** Start of Data in this exercise **
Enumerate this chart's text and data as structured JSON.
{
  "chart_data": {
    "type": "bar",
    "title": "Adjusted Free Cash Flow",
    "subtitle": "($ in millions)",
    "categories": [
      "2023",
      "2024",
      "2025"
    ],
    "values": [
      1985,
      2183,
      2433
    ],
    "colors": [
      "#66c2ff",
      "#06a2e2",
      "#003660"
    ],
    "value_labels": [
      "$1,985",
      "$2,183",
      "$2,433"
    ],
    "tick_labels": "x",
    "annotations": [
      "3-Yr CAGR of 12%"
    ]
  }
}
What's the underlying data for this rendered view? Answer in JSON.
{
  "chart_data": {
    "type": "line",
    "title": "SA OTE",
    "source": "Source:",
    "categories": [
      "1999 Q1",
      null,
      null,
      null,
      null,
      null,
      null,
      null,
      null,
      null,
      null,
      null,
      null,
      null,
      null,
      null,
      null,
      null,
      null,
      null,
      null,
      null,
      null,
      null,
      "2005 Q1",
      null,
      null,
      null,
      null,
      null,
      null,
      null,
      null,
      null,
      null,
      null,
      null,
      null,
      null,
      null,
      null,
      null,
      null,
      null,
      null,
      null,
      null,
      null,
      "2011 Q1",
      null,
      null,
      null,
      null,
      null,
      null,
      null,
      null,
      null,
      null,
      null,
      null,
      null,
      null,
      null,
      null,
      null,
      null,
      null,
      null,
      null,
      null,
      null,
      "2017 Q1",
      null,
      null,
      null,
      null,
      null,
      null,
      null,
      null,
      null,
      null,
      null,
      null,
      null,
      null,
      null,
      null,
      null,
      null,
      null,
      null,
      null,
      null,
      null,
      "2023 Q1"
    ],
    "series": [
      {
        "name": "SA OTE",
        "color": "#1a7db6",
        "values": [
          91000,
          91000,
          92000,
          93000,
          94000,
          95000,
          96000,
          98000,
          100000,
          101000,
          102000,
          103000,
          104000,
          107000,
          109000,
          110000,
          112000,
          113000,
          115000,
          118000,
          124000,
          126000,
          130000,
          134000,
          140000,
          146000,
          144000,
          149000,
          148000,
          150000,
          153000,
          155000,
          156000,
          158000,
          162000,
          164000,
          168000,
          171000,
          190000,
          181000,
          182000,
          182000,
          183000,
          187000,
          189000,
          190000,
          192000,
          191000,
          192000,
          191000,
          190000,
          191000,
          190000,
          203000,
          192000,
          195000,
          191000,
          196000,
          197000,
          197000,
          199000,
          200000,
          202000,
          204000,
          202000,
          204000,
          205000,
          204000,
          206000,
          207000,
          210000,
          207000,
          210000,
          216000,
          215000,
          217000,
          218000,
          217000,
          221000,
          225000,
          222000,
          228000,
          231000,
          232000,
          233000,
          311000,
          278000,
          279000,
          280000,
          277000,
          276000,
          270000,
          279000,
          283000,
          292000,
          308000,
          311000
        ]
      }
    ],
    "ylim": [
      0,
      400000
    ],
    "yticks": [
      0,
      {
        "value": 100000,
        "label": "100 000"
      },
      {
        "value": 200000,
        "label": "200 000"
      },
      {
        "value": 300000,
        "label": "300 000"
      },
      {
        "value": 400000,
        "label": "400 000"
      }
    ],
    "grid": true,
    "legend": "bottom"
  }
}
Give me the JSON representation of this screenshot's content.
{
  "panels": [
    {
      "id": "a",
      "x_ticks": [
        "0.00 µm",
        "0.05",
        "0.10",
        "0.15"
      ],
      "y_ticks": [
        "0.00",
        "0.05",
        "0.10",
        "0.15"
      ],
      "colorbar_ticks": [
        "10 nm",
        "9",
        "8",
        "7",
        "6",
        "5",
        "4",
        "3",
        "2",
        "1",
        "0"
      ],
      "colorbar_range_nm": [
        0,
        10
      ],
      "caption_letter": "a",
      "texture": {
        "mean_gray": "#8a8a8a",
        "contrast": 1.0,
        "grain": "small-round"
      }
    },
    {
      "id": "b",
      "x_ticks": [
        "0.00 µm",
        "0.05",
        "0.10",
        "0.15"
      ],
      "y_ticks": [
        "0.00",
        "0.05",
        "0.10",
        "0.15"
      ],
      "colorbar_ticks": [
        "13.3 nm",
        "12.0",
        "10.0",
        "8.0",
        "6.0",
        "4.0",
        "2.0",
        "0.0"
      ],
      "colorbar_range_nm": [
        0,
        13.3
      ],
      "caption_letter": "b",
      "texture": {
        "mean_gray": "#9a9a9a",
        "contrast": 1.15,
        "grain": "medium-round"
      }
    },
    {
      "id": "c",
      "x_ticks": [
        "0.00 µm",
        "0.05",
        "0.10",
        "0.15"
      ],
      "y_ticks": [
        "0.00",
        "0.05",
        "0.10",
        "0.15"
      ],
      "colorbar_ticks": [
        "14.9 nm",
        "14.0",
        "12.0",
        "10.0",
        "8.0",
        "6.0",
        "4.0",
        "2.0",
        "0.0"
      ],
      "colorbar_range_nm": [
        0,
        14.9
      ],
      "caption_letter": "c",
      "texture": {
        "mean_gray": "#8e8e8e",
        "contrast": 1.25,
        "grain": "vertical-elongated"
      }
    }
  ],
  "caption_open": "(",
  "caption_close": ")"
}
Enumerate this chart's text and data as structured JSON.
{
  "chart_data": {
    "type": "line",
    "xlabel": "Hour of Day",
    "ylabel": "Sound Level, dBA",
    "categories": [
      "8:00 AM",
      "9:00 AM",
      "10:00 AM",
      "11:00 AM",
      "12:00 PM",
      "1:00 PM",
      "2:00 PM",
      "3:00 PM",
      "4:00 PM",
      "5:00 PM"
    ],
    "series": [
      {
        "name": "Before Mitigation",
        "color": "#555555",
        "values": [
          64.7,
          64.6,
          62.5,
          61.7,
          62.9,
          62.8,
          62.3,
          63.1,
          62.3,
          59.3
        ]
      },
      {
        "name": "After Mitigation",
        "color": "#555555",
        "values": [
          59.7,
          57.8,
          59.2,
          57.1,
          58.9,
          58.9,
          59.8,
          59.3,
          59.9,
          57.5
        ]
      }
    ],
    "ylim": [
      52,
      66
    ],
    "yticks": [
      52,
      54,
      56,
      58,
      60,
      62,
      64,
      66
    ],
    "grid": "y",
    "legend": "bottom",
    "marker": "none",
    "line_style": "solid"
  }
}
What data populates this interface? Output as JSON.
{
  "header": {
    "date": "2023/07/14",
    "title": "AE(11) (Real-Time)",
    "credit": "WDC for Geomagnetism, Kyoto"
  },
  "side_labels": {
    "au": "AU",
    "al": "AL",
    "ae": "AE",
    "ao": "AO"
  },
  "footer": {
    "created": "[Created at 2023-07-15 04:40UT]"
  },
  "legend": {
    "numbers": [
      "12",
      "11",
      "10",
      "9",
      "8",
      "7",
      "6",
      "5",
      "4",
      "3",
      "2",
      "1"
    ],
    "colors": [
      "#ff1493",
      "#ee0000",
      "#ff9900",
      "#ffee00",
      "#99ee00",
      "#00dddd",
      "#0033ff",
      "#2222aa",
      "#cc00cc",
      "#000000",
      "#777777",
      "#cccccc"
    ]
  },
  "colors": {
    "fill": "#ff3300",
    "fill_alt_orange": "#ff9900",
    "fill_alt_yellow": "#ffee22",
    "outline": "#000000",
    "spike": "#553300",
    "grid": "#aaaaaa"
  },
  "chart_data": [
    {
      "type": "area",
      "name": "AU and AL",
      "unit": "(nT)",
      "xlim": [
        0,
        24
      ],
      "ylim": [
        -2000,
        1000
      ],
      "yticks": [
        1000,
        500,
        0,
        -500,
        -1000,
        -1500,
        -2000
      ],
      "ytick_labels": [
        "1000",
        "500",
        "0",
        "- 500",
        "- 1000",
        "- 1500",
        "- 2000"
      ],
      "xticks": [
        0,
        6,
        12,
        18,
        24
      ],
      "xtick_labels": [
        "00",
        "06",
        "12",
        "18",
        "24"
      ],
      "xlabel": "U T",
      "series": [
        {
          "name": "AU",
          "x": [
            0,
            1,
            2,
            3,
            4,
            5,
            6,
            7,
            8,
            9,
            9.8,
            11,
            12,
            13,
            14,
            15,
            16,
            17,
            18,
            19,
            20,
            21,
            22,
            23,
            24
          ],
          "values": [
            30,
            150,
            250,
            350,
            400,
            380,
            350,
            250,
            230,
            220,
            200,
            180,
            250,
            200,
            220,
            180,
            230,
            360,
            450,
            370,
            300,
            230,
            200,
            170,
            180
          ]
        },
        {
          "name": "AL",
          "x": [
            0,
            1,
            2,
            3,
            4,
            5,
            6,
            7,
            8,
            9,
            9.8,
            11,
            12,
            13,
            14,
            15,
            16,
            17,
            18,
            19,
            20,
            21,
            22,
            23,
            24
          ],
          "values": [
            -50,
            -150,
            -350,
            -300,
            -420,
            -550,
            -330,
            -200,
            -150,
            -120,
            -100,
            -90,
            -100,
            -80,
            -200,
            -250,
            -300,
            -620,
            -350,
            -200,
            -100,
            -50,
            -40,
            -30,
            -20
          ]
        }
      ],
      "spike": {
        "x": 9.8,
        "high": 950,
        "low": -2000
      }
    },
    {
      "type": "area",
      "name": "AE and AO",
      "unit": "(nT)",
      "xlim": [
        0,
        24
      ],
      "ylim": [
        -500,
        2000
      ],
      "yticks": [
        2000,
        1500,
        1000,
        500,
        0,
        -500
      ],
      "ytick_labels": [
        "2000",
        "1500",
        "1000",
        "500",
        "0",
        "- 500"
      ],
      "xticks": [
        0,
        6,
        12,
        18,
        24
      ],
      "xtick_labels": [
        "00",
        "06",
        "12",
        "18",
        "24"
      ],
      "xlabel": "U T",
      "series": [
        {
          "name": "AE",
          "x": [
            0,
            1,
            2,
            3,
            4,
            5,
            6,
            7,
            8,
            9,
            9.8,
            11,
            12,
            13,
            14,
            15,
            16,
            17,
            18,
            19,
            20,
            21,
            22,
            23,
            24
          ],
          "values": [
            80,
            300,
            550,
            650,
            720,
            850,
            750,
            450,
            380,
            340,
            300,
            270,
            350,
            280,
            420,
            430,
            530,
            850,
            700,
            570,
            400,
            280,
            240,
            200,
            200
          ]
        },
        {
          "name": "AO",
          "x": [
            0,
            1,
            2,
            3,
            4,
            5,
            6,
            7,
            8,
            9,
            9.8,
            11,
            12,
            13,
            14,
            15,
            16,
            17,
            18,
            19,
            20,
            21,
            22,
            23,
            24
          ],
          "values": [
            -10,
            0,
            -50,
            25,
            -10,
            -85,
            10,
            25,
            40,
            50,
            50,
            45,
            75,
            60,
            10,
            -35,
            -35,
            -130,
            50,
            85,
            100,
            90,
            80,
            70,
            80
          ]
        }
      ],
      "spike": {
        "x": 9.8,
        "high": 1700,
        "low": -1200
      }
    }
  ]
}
** End of Data in this exercise **
Exercise aim >> Give solely the number of lines in the data that contain the string "JSON".

Solution to this problem >> 5